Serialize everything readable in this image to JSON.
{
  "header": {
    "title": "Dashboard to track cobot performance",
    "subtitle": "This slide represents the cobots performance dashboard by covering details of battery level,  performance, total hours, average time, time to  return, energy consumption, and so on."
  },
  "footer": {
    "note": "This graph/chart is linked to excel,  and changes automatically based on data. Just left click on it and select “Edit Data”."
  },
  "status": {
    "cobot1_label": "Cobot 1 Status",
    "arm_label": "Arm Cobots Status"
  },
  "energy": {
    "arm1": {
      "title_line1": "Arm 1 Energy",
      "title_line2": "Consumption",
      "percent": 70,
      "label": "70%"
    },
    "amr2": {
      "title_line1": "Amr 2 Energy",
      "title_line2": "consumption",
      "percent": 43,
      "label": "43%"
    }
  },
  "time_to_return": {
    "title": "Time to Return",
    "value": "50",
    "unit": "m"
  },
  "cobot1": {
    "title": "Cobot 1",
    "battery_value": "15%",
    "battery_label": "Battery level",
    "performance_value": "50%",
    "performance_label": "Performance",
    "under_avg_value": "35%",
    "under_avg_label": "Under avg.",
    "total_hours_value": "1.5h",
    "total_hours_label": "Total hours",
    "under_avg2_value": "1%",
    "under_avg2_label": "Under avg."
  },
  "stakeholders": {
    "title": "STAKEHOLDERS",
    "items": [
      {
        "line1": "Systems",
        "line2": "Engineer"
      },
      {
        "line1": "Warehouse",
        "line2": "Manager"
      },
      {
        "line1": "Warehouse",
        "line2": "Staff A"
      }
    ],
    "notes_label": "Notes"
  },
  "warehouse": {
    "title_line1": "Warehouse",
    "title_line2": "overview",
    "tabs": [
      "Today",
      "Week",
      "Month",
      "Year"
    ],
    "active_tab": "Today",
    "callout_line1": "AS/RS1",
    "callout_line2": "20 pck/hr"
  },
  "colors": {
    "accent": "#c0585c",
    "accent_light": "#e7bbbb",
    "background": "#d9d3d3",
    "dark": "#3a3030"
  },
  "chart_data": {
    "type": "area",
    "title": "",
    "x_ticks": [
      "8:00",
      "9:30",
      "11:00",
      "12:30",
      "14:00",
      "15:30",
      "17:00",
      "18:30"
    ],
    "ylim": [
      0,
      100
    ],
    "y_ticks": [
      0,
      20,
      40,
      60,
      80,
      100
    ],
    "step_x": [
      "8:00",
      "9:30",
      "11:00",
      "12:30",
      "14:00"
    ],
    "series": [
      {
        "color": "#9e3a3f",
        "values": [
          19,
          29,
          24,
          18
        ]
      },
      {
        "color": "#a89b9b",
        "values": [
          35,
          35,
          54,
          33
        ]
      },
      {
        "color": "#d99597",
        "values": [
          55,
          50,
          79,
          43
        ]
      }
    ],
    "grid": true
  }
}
▬▬▬
### What to do
Transcribe each entry exactly.

### Solution to this problem
Serialize everything readable in this image to JSON.
{
  "header": {
    "title": "Dashboard to track cobot performance",
    "subtitle": "This slide represents the cobots performance dashboard by covering details of battery level,  performance, total hours, average time, time to  return, energy consumption, and so on."
  },
  "footer": {
    "note": "This graph/chart is linked to excel,  and changes automatically based on data. Just left click on it and select “Edit Data”."
  },
  "status": {
    "cobot1_label": "Cobot 1 Status",
    "arm_label": "Arm Cobots Status"
  },
  "energy": {
    "arm1": {
      "title_line1": "Arm 1 Energy",
      "title_line2": "Consumption",
      "percent": 70,
      "label": "70%"
    },
    "amr2": {
      "title_line1": "Amr 2 Energy",
      "title_line2": "consumption",
      "percent": 43,
      "label": "43%"
    }
  },
  "time_to_return": {
    "title": "Time to Return",
    "value": "50",
    "unit": "m"
  },
  "cobot1": {
    "title": "Cobot 1",
    "battery_value": "15%",
    "battery_label": "Battery level",
    "performance_value": "50%",
    "performance_label": "Performance",
    "under_avg_value": "35%",
    "under_avg_label": "Under avg.",
    "total_hours_value": "1.5h",
    "total_hours_label": "Total hours",
    "under_avg2_value": "1%",
    "under_avg2_label": "Under avg."
  },
  "stakeholders": {
    "title": "STAKEHOLDERS",
    "items": [
      {
        "line1": "Systems",
        "line2": "Engineer"
      },
      {
        "line1": "Warehouse",
        "line2": "Manager"
      },
      {
        "line1": "Warehouse",
        "line2": "Staff A"
      }
    ],
    "notes_label": "Notes"
  },
  "warehouse": {
    "title_line1": "Warehouse",
    "title_line2": "overview",
    "tabs": [
      "Today",
      "Week",
      "Month",
      "Year"
    ],
    "active_tab": "Today",
    "callout_line1": "AS/RS1",
    "callout_line2": "20 pck/hr"
  },
  "colors": {
    "accent": "#c0585c",
    "accent_light": "#e7bbbb",
    "background": "#d9d3d3",
    "dark": "#3a3030"
  },
  "chart_data": {
    "type": "area",
    "title": "",
    "x_ticks": [
      "8:00",
      "9:30",
      "11:00",
      "12:30",
      "14:00",
      "15:30",
      "17:00",
      "18:30"
    ],
    "ylim": [
      0,
      100
    ],
    "y_ticks": [
      0,
      20,
      40,
      60,
      80,
      100
    ],
    "step_x": [
      "8:00",
      "9:30",
      "11:00",
      "12:30",
      "14:00"
    ],
    "series": [
      {
        "color": "#9e3a3f",
        "values": [
          19,
          29,
          24,
          18
        ]
      },
      {
        "color": "#a89b9b",
        "values": [
          35,
          35,
          54,
          33
        ]
      },
      {
        "color": "#d99597",
        "values": [
          55,
          50,
          79,
          43
        ]
      }
    ],
    "grid": true
  }
}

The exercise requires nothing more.